## Instructions for the task
Repeat the listing in full, exactly as it stands.

## Records supplied
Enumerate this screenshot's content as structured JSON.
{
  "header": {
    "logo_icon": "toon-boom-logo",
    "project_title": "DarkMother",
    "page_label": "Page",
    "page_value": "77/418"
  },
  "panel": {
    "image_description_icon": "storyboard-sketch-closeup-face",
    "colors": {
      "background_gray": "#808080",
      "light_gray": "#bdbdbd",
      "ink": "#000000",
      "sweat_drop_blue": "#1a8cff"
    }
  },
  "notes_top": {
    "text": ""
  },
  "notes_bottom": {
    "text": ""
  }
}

## Final answer
Enumerate this screenshot's content as structured JSON.
{
  "header": {
    "logo_icon": "toon-boom-logo",
    "project_title": "DarkMother",
    "page_label": "Page",
    "page_value": "77/418"
  },
  "panel": {
    "image_description_icon": "storyboard-sketch-closeup-face",
    "colors": {
      "background_gray": "#808080",
      "light_gray": "#bdbdbd",
      "ink": "#000000",
      "sweat_drop_blue": "#1a8cff"
    }
  },
  "notes_top": {
    "text": ""
  },
  "notes_bottom": {
    "text": ""
  }
}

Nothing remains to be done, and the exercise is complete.